◆ Written request
Check each line of the entries below for the string "certification" and state how many lines have it, with no other text.

◆ ◆ ◆ ◆

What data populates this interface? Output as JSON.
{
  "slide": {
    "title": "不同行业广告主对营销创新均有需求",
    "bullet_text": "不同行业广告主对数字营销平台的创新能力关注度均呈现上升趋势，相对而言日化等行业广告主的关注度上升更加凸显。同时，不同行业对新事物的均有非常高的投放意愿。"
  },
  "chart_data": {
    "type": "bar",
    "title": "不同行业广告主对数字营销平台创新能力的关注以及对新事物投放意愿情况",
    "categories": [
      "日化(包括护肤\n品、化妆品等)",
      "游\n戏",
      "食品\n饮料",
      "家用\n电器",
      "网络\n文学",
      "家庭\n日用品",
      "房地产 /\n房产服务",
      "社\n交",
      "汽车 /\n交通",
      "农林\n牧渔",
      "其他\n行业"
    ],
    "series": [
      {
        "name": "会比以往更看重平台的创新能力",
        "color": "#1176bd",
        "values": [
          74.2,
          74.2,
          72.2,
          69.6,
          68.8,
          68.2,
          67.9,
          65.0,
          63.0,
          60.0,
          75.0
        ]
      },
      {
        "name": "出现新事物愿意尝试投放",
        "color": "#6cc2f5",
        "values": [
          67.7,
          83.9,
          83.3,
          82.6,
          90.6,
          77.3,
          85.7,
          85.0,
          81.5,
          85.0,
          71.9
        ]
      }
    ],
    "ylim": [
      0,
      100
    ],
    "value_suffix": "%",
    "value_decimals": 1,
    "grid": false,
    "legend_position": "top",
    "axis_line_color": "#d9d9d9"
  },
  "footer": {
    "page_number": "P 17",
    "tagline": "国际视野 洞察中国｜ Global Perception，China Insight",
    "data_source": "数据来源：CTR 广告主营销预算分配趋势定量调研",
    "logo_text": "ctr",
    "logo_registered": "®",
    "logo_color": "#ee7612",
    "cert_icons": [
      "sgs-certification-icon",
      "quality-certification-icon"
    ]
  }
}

◆ ◆ ◆ ◆

◆ Reply to the exercise
2